Task statement
Write out all lines holding the word "Review".

Data shown
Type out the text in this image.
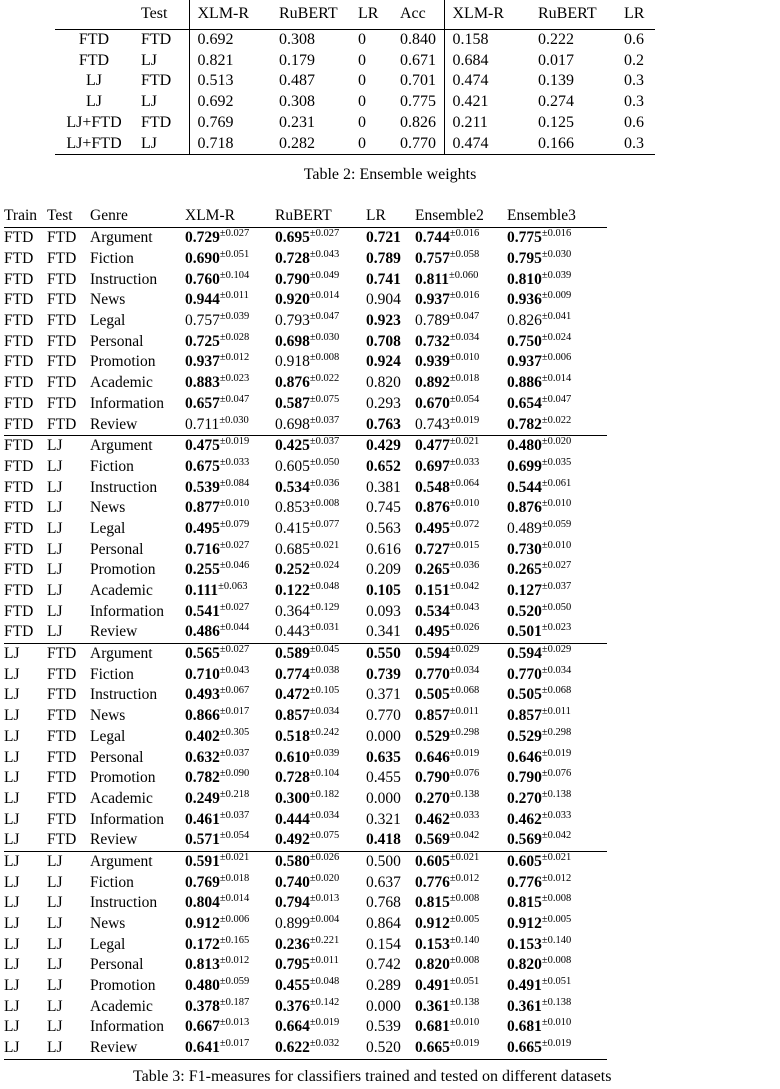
	Test	XLM-R	RuBERT	LR	Acc	XLM-R	RuBERT	LR
FTD	FTD	0.692	0.308	0	0.840	0.158	0.222	0.6
FTD	LJ	0.821	0.179	0	0.671	0.684	0.017	0.2
LJ	FTD	0.513	0.487	0	0.701	0.474	0.139	0.3
LJ	LJ	0.692	0.308	0	0.775	0.421	0.274	0.3
LJ+FTD	FTD	0.769	0.231	0	0.826	0.211	0.125	0.6
LJ+FTD	LJ	0.718	0.282	0	0.770	0.474	0.166	0.3
Table 2: Ensemble weights
Train	Test	Genre	XLM-R	RuBERT	LR	Ensemble2	Ensemble3
FTD	FTD	Argument	$0.729^{\pm 0.027}$	$0.695^{\pm 0.027}$	0.721	$0.744^{\pm 0.016}$	$0.775^{\pm 0.016}$
FTD	FTD	Fiction	$0.690^{\pm 0.051}$	$0.728^{\pm 0.043}$	0.789	$0.757^{\pm 0.058}$	$0.795^{\pm 0.030}$
FTD	FTD	Instruction	$0.760^{\pm 0.104}$	$0.790^{\pm 0.049}$	0.741	$0.811^{\pm 0.060}$	$0.810^{\pm 0.039}$
FTD	FTD	News	$0.944^{\pm 0.011}$	$0.920^{\pm 0.014}$	0.904	$0.937^{\pm 0.016}$	$0.936^{\pm 0.009}$
FTD	FTD	Legal	$0.757^{\pm 0.039}$	$0.793^{\pm 0.047}$	0.923	$0.789^{\pm 0.047}$	$0.826^{\pm 0.041}$
FTD	FTD	Personal	$0.725^{\pm 0.028}$	$0.698^{\pm 0.030}$	0.708	$0.732^{\pm 0.034}$	$0.750^{\pm 0.024}$
FTD	FTD	Promotion	$0.937^{\pm 0.012}$	$0.918^{\pm 0.008}$	0.924	$0.939^{\pm 0.010}$	$0.937^{\pm 0.006}$
FTD	FTD	Academic	$0.883^{\pm 0.023}$	$0.876^{\pm 0.022}$	0.820	$0.892^{\pm 0.018}$	$0.886^{\pm 0.014}$
FTD	FTD	Information	$0.657^{\pm 0.047}$	$0.587^{\pm 0.075}$	0.293	$0.670^{\pm 0.054}$	$0.654^{\pm 0.047}$
FTD	FTD	Review	$0.711^{\pm 0.030}$	$0.698^{\pm 0.037}$	0.763	$0.743^{\pm 0.019}$	$0.782^{\pm 0.022}$
FTD	LJ	Argument	$0.475^{\pm 0.019}$	$0.425^{\pm 0.037}$	0.429	$0.477^{\pm 0.021}$	$0.480^{\pm 0.020}$
FTD	LJ	Fiction	$0.675^{\pm 0.033}$	$0.605^{\pm 0.050}$	0.652	$0.697^{\pm 0.033}$	$0.699^{\pm 0.035}$
FTD	LJ	Instruction	$0.539^{\pm 0.084}$	$0.534^{\pm 0.036}$	0.381	$0.548^{\pm 0.064}$	$0.544^{\pm 0.061}$
FTD	LJ	News	$0.877^{\pm 0.010}$	$0.853^{\pm 0.008}$	0.745	$0.876^{\pm 0.010}$	$0.876^{\pm 0.010}$
FTD	LJ	Legal	$0.495^{\pm 0.079}$	$0.415^{\pm 0.077}$	0.563	$0.495^{\pm 0.072}$	$0.489^{\pm 0.059}$
FTD	LJ	Personal	$0.716^{\pm 0.027}$	$0.685^{\pm 0.021}$	0.616	$0.727^{\pm 0.015}$	$0.730^{\pm 0.010}$
FTD	LJ	Promotion	$0.255^{\pm 0.046}$	$0.252^{\pm 0.024}$	0.209	$0.265^{\pm 0.036}$	$0.265^{\pm 0.027}$
FTD	LJ	Academic	$0.111^{\pm 0.063}$	$0.122^{\pm 0.048}$	0.105	$0.151^{\pm 0.042}$	$0.127^{\pm 0.037}$
FTD	LJ	Information	$0.541^{\pm 0.027}$	$0.364^{\pm 0.129}$	0.093	$0.534^{\pm 0.043}$	$0.520^{\pm 0.050}$
FTD	LJ	Review	$0.486^{\pm 0.044}$	$0.443^{\pm 0.031}$	0.341	$0.495^{\pm 0.026}$	$0.501^{\pm 0.023}$
LJ	FTD	Argument	$0.565^{\pm 0.027}$	$0.589^{\pm 0.045}$	0.550	$0.594^{\pm 0.029}$	$0.594^{\pm 0.029}$
LJ	FTD	Fiction	$0.710^{\pm 0.043}$	$0.774^{\pm 0.038}$	0.739	$0.770^{\pm 0.034}$	$0.770^{\pm 0.034}$
LJ	FTD	Instruction	$0.493^{\pm 0.067}$	$0.472^{\pm 0.105}$	0.371	$0.505^{\pm 0.068}$	$0.505^{\pm 0.068}$
LJ	FTD	News	$0.866^{\pm 0.017}$	$0.857^{\pm 0.034}$	0.770	$0.857^{\pm 0.011}$	$0.857^{\pm 0.011}$
LJ	FTD	Legal	$0.402^{\pm 0.305}$	$0.518^{\pm 0.242}$	0.000	$0.529^{\pm 0.298}$	$0.529^{\pm 0.298}$
LJ	FTD	Personal	$0.632^{\pm 0.037}$	$0.610^{\pm 0.039}$	0.635	$0.646^{\pm 0.019}$	$0.646^{\pm 0.019}$
LJ	FTD	Promotion	$0.782^{\pm 0.090}$	$0.728^{\pm 0.104}$	0.455	$0.790^{\pm 0.076}$	$0.790^{\pm 0.076}$
LJ	FTD	Academic	$0.249^{\pm 0.218}$	$0.300^{\pm 0.182}$	0.000	$0.270^{\pm 0.138}$	$0.270^{\pm 0.138}$
LJ	FTD	Information	$0.461^{\pm 0.037}$	$0.444^{\pm 0.034}$	0.321	$0.462^{\pm 0.033}$	$0.462^{\pm 0.033}$
LJ	FTD	Review	$0.571^{\pm 0.054}$	$0.492^{\pm 0.075}$	0.418	$0.569^{\pm 0.042}$	$0.569^{\pm 0.042}$
LJ	LJ	Argument	$0.591^{\pm 0.021}$	$0.580^{\pm 0.026}$	0.500	$0.605^{\pm 0.021}$	$0.605^{\pm 0.021}$
LJ	LJ	Fiction	$0.769^{\pm 0.018}$	$0.740^{\pm 0.020}$	0.637	$0.776^{\pm 0.012}$	$0.776^{\pm 0.012}$
LJ	LJ	Instruction	$0.804^{\pm 0.014}$	$0.794^{\pm 0.013}$	0.768	$0.815^{\pm 0.008}$	$0.815^{\pm 0.008}$
LJ	LJ	News	$0.912^{\pm 0.006}$	$0.899^{\pm 0.004}$	0.864	$0.912^{\pm 0.005}$	$0.912^{\pm 0.005}$
LJ	LJ	Legal	$0.172^{\pm 0.165}$	$0.236^{\pm 0.221}$	0.154	$0.153^{\pm 0.140}$	$0.153^{\pm 0.140}$
LJ	LJ	Personal	$0.813^{\pm 0.012}$	$0.795^{\pm 0.011}$	0.742	$0.820^{\pm 0.008}$	$0.820^{\pm 0.008}$
LJ	LJ	Promotion	$0.480^{\pm 0.059}$	$0.455^{\pm 0.048}$	0.289	$0.491^{\pm 0.051}$	$0.491^{\pm 0.051}$
LJ	LJ	Academic	$0.378^{\pm 0.187}$	$0.376^{\pm 0.142}$	0.000	$0.361^{\pm 0.138}$	$0.361^{\pm 0.138}$
LJ	LJ	Information	$0.667^{\pm 0.013}$	$0.664^{\pm 0.019}$	0.539	$0.681^{\pm 0.010}$	$0.681^{\pm 0.010}$
LJ	LJ	Review	$0.641^{\pm 0.017}$	$0.622^{\pm 0.032}$	0.520	$0.665^{\pm 0.019}$	$0.665^{\pm 0.019}$
Table 3: F1-measures for classifiers trained and tested on different datasets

Task response
FTD	FTD	Review	$0.711^{\pm 0.030}$	$0.698^{\pm 0.037}$	0.763	$0.743^{\pm 0.019}$	$0.782^{\pm 0.022}$
FTD	LJ	Review	$0.486^{\pm 0.044}$	$0.443^{\pm 0.031}$	0.341	$0.495^{\pm 0.026}$	$0.501^{\pm 0.023}$
LJ	FTD	Review	$0.571^{\pm 0.054}$	$0.492^{\pm 0.075}$	0.418	$0.569^{\pm 0.042}$	$0.569^{\pm 0.042}$
LJ	LJ	Review	$0.641^{\pm 0.017}$	$0.622^{\pm 0.032}$	0.520	$0.665^{\pm 0.019}$	$0.665^{\pm 0.019}$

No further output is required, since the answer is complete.